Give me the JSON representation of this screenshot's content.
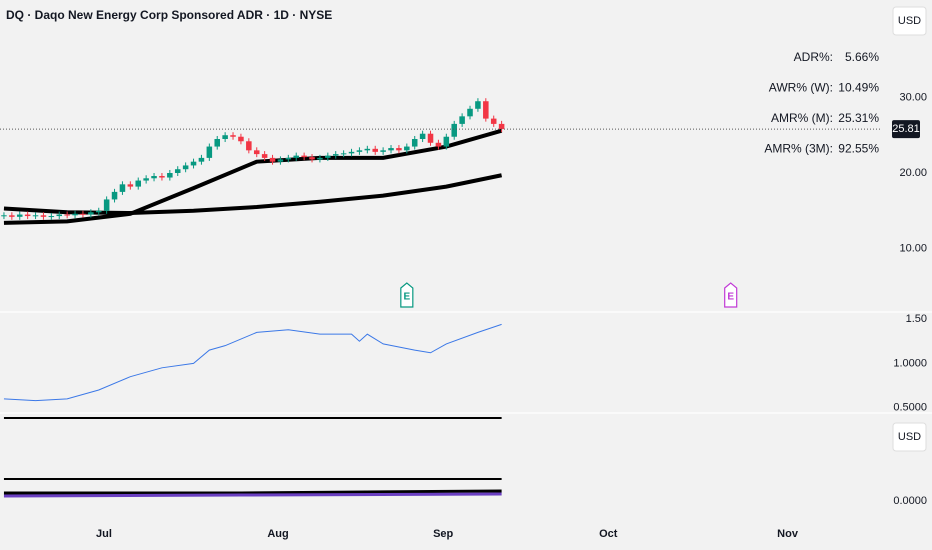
{
  "chart_data": [
    {
      "type": "candlestick",
      "title": "DQ · Daqo New Energy Corp Sponsored ADR · 1D · NYSE",
      "currency": "USD",
      "xlim": [
        -0.5,
        110.9
      ],
      "ylim": [
        1.6,
        42.9
      ],
      "yticks": [
        {
          "value": 30,
          "label": "30.00"
        },
        {
          "value": 20,
          "label": "20.00"
        },
        {
          "value": 10,
          "label": "10.00"
        }
      ],
      "up_color": "#089981",
      "down_color": "#f23645",
      "open": [
        14.3,
        14.4,
        14.2,
        14.5,
        14.3,
        14.4,
        14.2,
        14.3,
        14.5,
        14.4,
        14.6,
        14.5,
        14.8,
        15.0,
        16.5,
        17.5,
        18.5,
        18.2,
        19.0,
        19.3,
        19.6,
        19.4,
        20.0,
        20.5,
        21.0,
        21.5,
        22.0,
        23.5,
        24.5,
        25.0,
        24.8,
        24.2,
        23.0,
        22.5,
        22.0,
        21.5,
        21.8,
        22.0,
        22.3,
        22.1,
        21.8,
        22.0,
        22.3,
        22.5,
        22.6,
        22.8,
        23.0,
        23.2,
        22.8,
        23.0,
        23.3,
        23.0,
        23.5,
        24.5,
        25.2,
        24.0,
        23.5,
        24.8,
        26.5,
        27.5,
        28.5,
        29.5,
        27.2,
        26.5
      ],
      "high": [
        14.8,
        14.8,
        14.9,
        14.9,
        14.8,
        14.8,
        14.7,
        14.9,
        14.9,
        15.0,
        15.0,
        15.2,
        15.4,
        16.9,
        17.9,
        18.9,
        18.9,
        19.4,
        19.7,
        20.0,
        20.0,
        20.4,
        20.9,
        21.4,
        21.9,
        22.4,
        23.9,
        24.9,
        25.4,
        25.4,
        25.2,
        24.6,
        23.4,
        22.9,
        22.4,
        22.2,
        22.4,
        22.7,
        22.7,
        22.5,
        22.4,
        22.7,
        22.9,
        23.0,
        23.2,
        23.4,
        23.6,
        23.6,
        23.4,
        23.7,
        23.7,
        23.9,
        24.9,
        25.6,
        25.6,
        24.4,
        25.2,
        26.9,
        27.9,
        28.9,
        29.9,
        29.9,
        27.6,
        26.9
      ],
      "low": [
        13.9,
        13.8,
        13.8,
        13.9,
        13.9,
        13.8,
        13.8,
        13.9,
        14.0,
        14.0,
        14.1,
        14.1,
        14.4,
        14.6,
        16.1,
        17.1,
        17.8,
        17.8,
        18.6,
        18.9,
        19.0,
        19.0,
        19.6,
        20.1,
        20.6,
        21.1,
        21.6,
        23.1,
        24.1,
        24.4,
        23.8,
        22.6,
        22.1,
        21.6,
        21.1,
        21.1,
        21.4,
        21.6,
        21.7,
        21.4,
        21.4,
        21.6,
        21.9,
        22.1,
        22.2,
        22.4,
        22.6,
        22.4,
        22.4,
        22.6,
        22.6,
        22.6,
        23.1,
        24.1,
        23.6,
        23.1,
        23.1,
        24.4,
        26.1,
        27.1,
        28.1,
        26.8,
        26.1,
        25.41
      ],
      "close": [
        14.4,
        14.2,
        14.5,
        14.3,
        14.4,
        14.2,
        14.3,
        14.5,
        14.4,
        14.6,
        14.5,
        14.8,
        15.0,
        16.5,
        17.5,
        18.5,
        18.2,
        19.0,
        19.3,
        19.6,
        19.4,
        20.0,
        20.5,
        21.0,
        21.5,
        22.0,
        23.5,
        24.5,
        25.0,
        24.8,
        24.2,
        23.0,
        22.5,
        22.0,
        21.5,
        21.8,
        22.0,
        22.3,
        22.1,
        21.8,
        22.0,
        22.3,
        22.5,
        22.6,
        22.8,
        23.0,
        23.2,
        22.8,
        23.0,
        23.3,
        23.0,
        23.5,
        24.5,
        25.2,
        24.0,
        23.5,
        24.8,
        26.5,
        27.5,
        28.5,
        29.5,
        27.2,
        26.5,
        25.81
      ],
      "overlays": [
        {
          "color": "#000000",
          "x": [
            0,
            8,
            16,
            24,
            32,
            40,
            48,
            56,
            63
          ],
          "values": [
            13.4,
            13.6,
            14.6,
            18.0,
            21.5,
            22.0,
            22.0,
            23.5,
            25.6
          ]
        },
        {
          "color": "#000000",
          "x": [
            0,
            8,
            16,
            24,
            32,
            40,
            48,
            56,
            63
          ],
          "values": [
            15.3,
            14.8,
            14.7,
            15.0,
            15.5,
            16.2,
            17.0,
            18.2,
            19.7
          ]
        }
      ],
      "stats": [
        {
          "label": "ADR%:",
          "value": "5.66%"
        },
        {
          "label": "AWR% (W):",
          "value": "10.49%"
        },
        {
          "label": "AMR% (M):",
          "value": "25.31%"
        },
        {
          "label": "AMR% (3M):",
          "value": "92.55%"
        }
      ],
      "events": [
        {
          "x": 51,
          "label": "E",
          "color": "#089981"
        },
        {
          "x": 92,
          "label": "E",
          "color": "#c13ad6"
        }
      ]
    },
    {
      "type": "line",
      "xlim": [
        -0.5,
        110.9
      ],
      "ylim": [
        0.44,
        1.58
      ],
      "yticks": [
        {
          "value": 1.5,
          "label": "1.50"
        },
        {
          "value": 1.0,
          "label": "1.0000"
        },
        {
          "value": 0.5,
          "label": "0.5000"
        }
      ],
      "series": [
        {
          "color": "#3b78e7",
          "x": [
            0,
            4,
            8,
            12,
            16,
            20,
            24,
            26,
            28,
            32,
            36,
            40,
            44,
            45,
            46,
            48,
            52,
            54,
            56,
            60,
            63
          ],
          "values": [
            0.6,
            0.58,
            0.6,
            0.7,
            0.85,
            0.95,
            1.0,
            1.15,
            1.2,
            1.35,
            1.38,
            1.33,
            1.33,
            1.25,
            1.33,
            1.22,
            1.15,
            1.12,
            1.22,
            1.35,
            1.44
          ]
        }
      ]
    },
    {
      "type": "line",
      "currency": "USD",
      "xlim": [
        -0.5,
        110.9
      ],
      "ylim": [
        -0.17,
        0.88
      ],
      "yticks": [
        {
          "value": 0,
          "label": "0.0000"
        }
      ],
      "xticks": [
        {
          "value": 12.66,
          "label": "Jul"
        },
        {
          "value": 34.7,
          "label": "Aug"
        },
        {
          "value": 55.6,
          "label": "Sep"
        },
        {
          "value": 76.5,
          "label": "Oct"
        },
        {
          "value": 99.2,
          "label": "Nov"
        }
      ],
      "series": [
        {
          "color": "#000000",
          "x": [
            0,
            63
          ],
          "values": [
            0.83,
            0.83
          ]
        },
        {
          "color": "#000000",
          "x": [
            0,
            63
          ],
          "values": [
            0.22,
            0.22
          ]
        },
        {
          "color": "#000000",
          "x": [
            0,
            30,
            63
          ],
          "values": [
            0.08,
            0.08,
            0.1
          ]
        },
        {
          "color": "#6a3fc1",
          "x": [
            0,
            30,
            63
          ],
          "values": [
            0.05,
            0.06,
            0.07
          ]
        }
      ]
    }
  ]
}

--------------------------------

» **YOUR INSTRUCTIONS**: Make an exact copy of the data, leaving its pictures out.

» **RESULT OF THE EXERCISE**:
Give me the JSON representation of this screenshot's content.
{
  "chart_data": [
    {
      "type": "candlestick",
      "title": "DQ · Daqo New Energy Corp Sponsored ADR · 1D · NYSE",
      "currency": "USD",
      "xlim": [
        -0.5,
        110.9
      ],
      "ylim": [
        1.6,
        42.9
      ],
      "yticks": [
        {
          "value": 30,
          "label": "30.00"
        },
        {
          "value": 20,
          "label": "20.00"
        },
        {
          "value": 10,
          "label": "10.00"
        }
      ],
      "up_color": "#089981",
      "down_color": "#f23645",
      "open": [
        14.3,
        14.4,
        14.2,
        14.5,
        14.3,
        14.4,
        14.2,
        14.3,
        14.5,
        14.4,
        14.6,
        14.5,
        14.8,
        15.0,
        16.5,
        17.5,
        18.5,
        18.2,
        19.0,
        19.3,
        19.6,
        19.4,
        20.0,
        20.5,
        21.0,
        21.5,
        22.0,
        23.5,
        24.5,
        25.0,
        24.8,
        24.2,
        23.0,
        22.5,
        22.0,
        21.5,
        21.8,
        22.0,
        22.3,
        22.1,
        21.8,
        22.0,
        22.3,
        22.5,
        22.6,
        22.8,
        23.0,
        23.2,
        22.8,
        23.0,
        23.3,
        23.0,
        23.5,
        24.5,
        25.2,
        24.0,
        23.5,
        24.8,
        26.5,
        27.5,
        28.5,
        29.5,
        27.2,
        26.5
      ],
      "high": [
        14.8,
        14.8,
        14.9,
        14.9,
        14.8,
        14.8,
        14.7,
        14.9,
        14.9,
        15.0,
        15.0,
        15.2,
        15.4,
        16.9,
        17.9,
        18.9,
        18.9,
        19.4,
        19.7,
        20.0,
        20.0,
        20.4,
        20.9,
        21.4,
        21.9,
        22.4,
        23.9,
        24.9,
        25.4,
        25.4,
        25.2,
        24.6,
        23.4,
        22.9,
        22.4,
        22.2,
        22.4,
        22.7,
        22.7,
        22.5,
        22.4,
        22.7,
        22.9,
        23.0,
        23.2,
        23.4,
        23.6,
        23.6,
        23.4,
        23.7,
        23.7,
        23.9,
        24.9,
        25.6,
        25.6,
        24.4,
        25.2,
        26.9,
        27.9,
        28.9,
        29.9,
        29.9,
        27.6,
        26.9
      ],
      "low": [
        13.9,
        13.8,
        13.8,
        13.9,
        13.9,
        13.8,
        13.8,
        13.9,
        14.0,
        14.0,
        14.1,
        14.1,
        14.4,
        14.6,
        16.1,
        17.1,
        17.8,
        17.8,
        18.6,
        18.9,
        19.0,
        19.0,
        19.6,
        20.1,
        20.6,
        21.1,
        21.6,
        23.1,
        24.1,
        24.4,
        23.8,
        22.6,
        22.1,
        21.6,
        21.1,
        21.1,
        21.4,
        21.6,
        21.7,
        21.4,
        21.4,
        21.6,
        21.9,
        22.1,
        22.2,
        22.4,
        22.6,
        22.4,
        22.4,
        22.6,
        22.6,
        22.6,
        23.1,
        24.1,
        23.6,
        23.1,
        23.1,
        24.4,
        26.1,
        27.1,
        28.1,
        26.8,
        26.1,
        25.41
      ],
      "close": [
        14.4,
        14.2,
        14.5,
        14.3,
        14.4,
        14.2,
        14.3,
        14.5,
        14.4,
        14.6,
        14.5,
        14.8,
        15.0,
        16.5,
        17.5,
        18.5,
        18.2,
        19.0,
        19.3,
        19.6,
        19.4,
        20.0,
        20.5,
        21.0,
        21.5,
        22.0,
        23.5,
        24.5,
        25.0,
        24.8,
        24.2,
        23.0,
        22.5,
        22.0,
        21.5,
        21.8,
        22.0,
        22.3,
        22.1,
        21.8,
        22.0,
        22.3,
        22.5,
        22.6,
        22.8,
        23.0,
        23.2,
        22.8,
        23.0,
        23.3,
        23.0,
        23.5,
        24.5,
        25.2,
        24.0,
        23.5,
        24.8,
        26.5,
        27.5,
        28.5,
        29.5,
        27.2,
        26.5,
        25.81
      ],
      "overlays": [
        {
          "color": "#000000",
          "x": [
            0,
            8,
            16,
            24,
            32,
            40,
            48,
            56,
            63
          ],
          "values": [
            13.4,
            13.6,
            14.6,
            18.0,
            21.5,
            22.0,
            22.0,
            23.5,
            25.6
          ]
        },
        {
          "color": "#000000",
          "x": [
            0,
            8,
            16,
            24,
            32,
            40,
            48,
            56,
            63
          ],
          "values": [
            15.3,
            14.8,
            14.7,
            15.0,
            15.5,
            16.2,
            17.0,
            18.2,
            19.7
          ]
        }
      ],
      "stats": [
        {
          "label": "ADR%:",
          "value": "5.66%"
        },
        {
          "label": "AWR% (W):",
          "value": "10.49%"
        },
        {
          "label": "AMR% (M):",
          "value": "25.31%"
        },
        {
          "label": "AMR% (3M):",
          "value": "92.55%"
        }
      ],
      "events": [
        {
          "x": 51,
          "label": "E",
          "color": "#089981"
        },
        {
          "x": 92,
          "label": "E",
          "color": "#c13ad6"
        }
      ]
    },
    {
      "type": "line",
      "xlim": [
        -0.5,
        110.9
      ],
      "ylim": [
        0.44,
        1.58
      ],
      "yticks": [
        {
          "value": 1.5,
          "label": "1.50"
        },
        {
          "value": 1.0,
          "label": "1.0000"
        },
        {
          "value": 0.5,
          "label": "0.5000"
        }
      ],
      "series": [
        {
          "color": "#3b78e7",
          "x": [
            0,
            4,
            8,
            12,
            16,
            20,
            24,
            26,
            28,
            32,
            36,
            40,
            44,
            45,
            46,
            48,
            52,
            54,
            56,
            60,
            63
          ],
          "values": [
            0.6,
            0.58,
            0.6,
            0.7,
            0.85,
            0.95,
            1.0,
            1.15,
            1.2,
            1.35,
            1.38,
            1.33,
            1.33,
            1.25,
            1.33,
            1.22,
            1.15,
            1.12,
            1.22,
            1.35,
            1.44
          ]
        }
      ]
    },
    {
      "type": "line",
      "currency": "USD",
      "xlim": [
        -0.5,
        110.9
      ],
      "ylim": [
        -0.17,
        0.88
      ],
      "yticks": [
        {
          "value": 0,
          "label": "0.0000"
        }
      ],
      "xticks": [
        {
          "value": 12.66,
          "label": "Jul"
        },
        {
          "value": 34.7,
          "label": "Aug"
        },
        {
          "value": 55.6,
          "label": "Sep"
        },
        {
          "value": 76.5,
          "label": "Oct"
        },
        {
          "value": 99.2,
          "label": "Nov"
        }
      ],
      "series": [
        {
          "color": "#000000",
          "x": [
            0,
            63
          ],
          "values": [
            0.83,
            0.83
          ]
        },
        {
          "color": "#000000",
          "x": [
            0,
            63
          ],
          "values": [
            0.22,
            0.22
          ]
        },
        {
          "color": "#000000",
          "x": [
            0,
            30,
            63
          ],
          "values": [
            0.08,
            0.08,
            0.1
          ]
        },
        {
          "color": "#6a3fc1",
          "x": [
            0,
            30,
            63
          ],
          "values": [
            0.05,
            0.06,
            0.07
          ]
        }
      ]
    }
  ]
}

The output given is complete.